**Set problem:** Copy the entries below, swapping every "clock-tick" for "clock-mark" and leaving everything else unchanged.

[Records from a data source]
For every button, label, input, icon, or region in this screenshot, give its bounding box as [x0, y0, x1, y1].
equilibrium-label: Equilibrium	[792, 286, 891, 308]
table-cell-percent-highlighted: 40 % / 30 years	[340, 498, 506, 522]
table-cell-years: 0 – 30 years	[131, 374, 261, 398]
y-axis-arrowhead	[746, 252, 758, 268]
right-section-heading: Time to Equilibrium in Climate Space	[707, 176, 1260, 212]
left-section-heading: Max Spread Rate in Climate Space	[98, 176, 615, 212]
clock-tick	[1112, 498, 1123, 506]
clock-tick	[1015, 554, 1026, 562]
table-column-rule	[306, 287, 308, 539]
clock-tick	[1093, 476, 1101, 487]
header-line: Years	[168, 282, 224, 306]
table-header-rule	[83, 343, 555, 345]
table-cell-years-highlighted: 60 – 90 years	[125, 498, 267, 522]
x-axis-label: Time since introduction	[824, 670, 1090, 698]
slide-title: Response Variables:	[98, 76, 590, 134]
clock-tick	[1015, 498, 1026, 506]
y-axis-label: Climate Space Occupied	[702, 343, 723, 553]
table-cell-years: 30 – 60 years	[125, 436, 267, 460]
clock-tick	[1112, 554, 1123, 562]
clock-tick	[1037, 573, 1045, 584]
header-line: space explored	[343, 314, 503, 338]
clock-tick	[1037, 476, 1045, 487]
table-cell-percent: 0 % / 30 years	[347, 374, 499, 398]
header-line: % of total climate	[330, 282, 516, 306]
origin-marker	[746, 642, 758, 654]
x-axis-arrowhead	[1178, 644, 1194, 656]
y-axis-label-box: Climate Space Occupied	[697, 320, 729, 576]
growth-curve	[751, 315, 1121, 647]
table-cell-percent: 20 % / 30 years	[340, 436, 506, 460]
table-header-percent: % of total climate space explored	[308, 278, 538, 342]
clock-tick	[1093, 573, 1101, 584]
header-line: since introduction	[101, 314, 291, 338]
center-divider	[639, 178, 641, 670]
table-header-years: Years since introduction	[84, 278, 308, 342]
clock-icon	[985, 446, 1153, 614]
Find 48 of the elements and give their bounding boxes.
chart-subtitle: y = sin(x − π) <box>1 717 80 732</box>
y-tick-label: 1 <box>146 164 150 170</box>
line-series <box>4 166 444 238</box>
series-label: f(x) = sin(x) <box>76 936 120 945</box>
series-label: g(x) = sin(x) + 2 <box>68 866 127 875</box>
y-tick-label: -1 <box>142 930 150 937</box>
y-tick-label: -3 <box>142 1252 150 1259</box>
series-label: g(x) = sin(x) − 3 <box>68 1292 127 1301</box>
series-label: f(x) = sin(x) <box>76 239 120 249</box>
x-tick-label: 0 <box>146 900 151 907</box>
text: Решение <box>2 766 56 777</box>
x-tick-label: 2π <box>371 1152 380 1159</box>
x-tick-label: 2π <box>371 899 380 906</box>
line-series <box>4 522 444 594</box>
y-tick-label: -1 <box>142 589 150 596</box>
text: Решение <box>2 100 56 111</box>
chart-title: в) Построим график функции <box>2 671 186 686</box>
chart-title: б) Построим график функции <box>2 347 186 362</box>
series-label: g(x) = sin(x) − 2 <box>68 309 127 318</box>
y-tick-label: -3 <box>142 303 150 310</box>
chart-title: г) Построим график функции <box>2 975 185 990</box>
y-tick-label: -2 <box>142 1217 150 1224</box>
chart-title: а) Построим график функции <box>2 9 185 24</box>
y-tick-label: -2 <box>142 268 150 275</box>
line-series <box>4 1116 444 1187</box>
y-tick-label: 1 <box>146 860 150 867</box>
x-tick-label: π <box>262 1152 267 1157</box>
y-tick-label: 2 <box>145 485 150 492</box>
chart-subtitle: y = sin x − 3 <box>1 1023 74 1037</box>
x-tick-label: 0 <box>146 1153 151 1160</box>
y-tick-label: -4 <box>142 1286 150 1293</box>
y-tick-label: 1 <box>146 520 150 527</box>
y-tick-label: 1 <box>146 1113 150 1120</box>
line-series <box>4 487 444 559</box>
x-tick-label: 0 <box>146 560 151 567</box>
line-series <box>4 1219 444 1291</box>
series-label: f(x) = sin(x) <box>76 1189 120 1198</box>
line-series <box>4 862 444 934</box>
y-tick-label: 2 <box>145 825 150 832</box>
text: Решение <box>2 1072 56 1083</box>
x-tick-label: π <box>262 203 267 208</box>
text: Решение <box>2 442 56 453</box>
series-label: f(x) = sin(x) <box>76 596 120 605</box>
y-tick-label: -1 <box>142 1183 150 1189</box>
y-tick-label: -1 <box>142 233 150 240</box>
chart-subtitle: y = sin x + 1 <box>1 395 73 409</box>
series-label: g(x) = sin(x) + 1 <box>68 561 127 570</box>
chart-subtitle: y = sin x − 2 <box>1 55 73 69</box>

**Exercise answer:**
For every button, label, input, icon, or region in this screenshot, give its bounding box as [x0, y0, x1, y1].
equilibrium-label: Equilibrium	[792, 286, 891, 308]
table-cell-percent-highlighted: 40 % / 30 years	[340, 498, 506, 522]
table-cell-years: 0 – 30 years	[131, 374, 261, 398]
y-axis-arrowhead	[746, 252, 758, 268]
right-section-heading: Time to Equilibrium in Climate Space	[707, 176, 1260, 212]
left-section-heading: Max Spread Rate in Climate Space	[98, 176, 615, 212]
clock-mark	[1112, 498, 1123, 506]
clock-mark	[1015, 554, 1026, 562]
table-column-rule	[306, 287, 308, 539]
clock-mark	[1093, 476, 1101, 487]
header-line: Years	[168, 282, 224, 306]
table-header-rule	[83, 343, 555, 345]
table-cell-years-highlighted: 60 – 90 years	[125, 498, 267, 522]
x-axis-label: Time since introduction	[824, 670, 1090, 698]
slide-title: Response Variables:	[98, 76, 590, 134]
clock-mark	[1015, 498, 1026, 506]
y-axis-label: Climate Space Occupied	[702, 343, 723, 553]
table-cell-years: 30 – 60 years	[125, 436, 267, 460]
clock-mark	[1112, 554, 1123, 562]
clock-mark	[1037, 573, 1045, 584]
header-line: space explored	[343, 314, 503, 338]
clock-mark	[1037, 476, 1045, 487]
table-cell-percent: 0 % / 30 years	[347, 374, 499, 398]
header-line: % of total climate	[330, 282, 516, 306]
origin-marker	[746, 642, 758, 654]
x-axis-arrowhead	[1178, 644, 1194, 656]
y-axis-label-box: Climate Space Occupied	[697, 320, 729, 576]
growth-curve	[751, 315, 1121, 647]
table-cell-percent: 20 % / 30 years	[340, 436, 506, 460]
table-header-percent: % of total climate space explored	[308, 278, 538, 342]
clock-mark	[1093, 573, 1101, 584]
header-line: since introduction	[101, 314, 291, 338]
center-divider	[639, 178, 641, 670]
table-header-years: Years since introduction	[84, 278, 308, 342]
clock-icon	[985, 446, 1153, 614]
Find 48 of the elements and give their bounding boxes.
chart-subtitle: y = sin(x − π) <box>1 717 80 732</box>
y-tick-label: 1 <box>146 164 150 170</box>
line-series <box>4 166 444 238</box>
series-label: f(x) = sin(x) <box>76 936 120 945</box>
series-label: g(x) = sin(x) + 2 <box>68 866 127 875</box>
y-tick-label: -1 <box>142 930 150 937</box>
y-tick-label: -3 <box>142 1252 150 1259</box>
series-label: g(x) = sin(x) − 3 <box>68 1292 127 1301</box>
series-label: f(x) = sin(x) <box>76 239 120 249</box>
x-tick-label: 0 <box>146 900 151 907</box>
text: Решение <box>2 766 56 777</box>
x-tick-label: 2π <box>371 1152 380 1159</box>
x-tick-label: 2π <box>371 899 380 906</box>
line-series <box>4 522 444 594</box>
y-tick-label: -1 <box>142 589 150 596</box>
text: Решение <box>2 100 56 111</box>
chart-title: в) Построим график функции <box>2 671 186 686</box>
chart-title: б) Построим график функции <box>2 347 186 362</box>
series-label: g(x) = sin(x) − 2 <box>68 309 127 318</box>
y-tick-label: -3 <box>142 303 150 310</box>
chart-title: г) Построим график функции <box>2 975 185 990</box>
y-tick-label: -2 <box>142 1217 150 1224</box>
chart-title: а) Построим график функции <box>2 9 185 24</box>
y-tick-label: -2 <box>142 268 150 275</box>
line-series <box>4 1116 444 1187</box>
y-tick-label: 1 <box>146 860 150 867</box>
x-tick-label: π <box>262 1152 267 1157</box>
y-tick-label: 2 <box>145 485 150 492</box>
chart-subtitle: y = sin x − 3 <box>1 1023 74 1037</box>
x-tick-label: 0 <box>146 1153 151 1160</box>
y-tick-label: -4 <box>142 1286 150 1293</box>
y-tick-label: 1 <box>146 520 150 527</box>
y-tick-label: 1 <box>146 1113 150 1120</box>
line-series <box>4 487 444 559</box>
x-tick-label: 0 <box>146 560 151 567</box>
line-series <box>4 1219 444 1291</box>
series-label: f(x) = sin(x) <box>76 1189 120 1198</box>
line-series <box>4 862 444 934</box>
y-tick-label: 2 <box>145 825 150 832</box>
text: Решение <box>2 1072 56 1083</box>
x-tick-label: π <box>262 203 267 208</box>
text: Решение <box>2 442 56 453</box>
series-label: f(x) = sin(x) <box>76 596 120 605</box>
y-tick-label: -1 <box>142 1183 150 1189</box>
y-tick-label: -1 <box>142 233 150 240</box>
chart-subtitle: y = sin x + 1 <box>1 395 73 409</box>
series-label: g(x) = sin(x) + 1 <box>68 561 127 570</box>
chart-subtitle: y = sin x − 2 <box>1 55 73 69</box>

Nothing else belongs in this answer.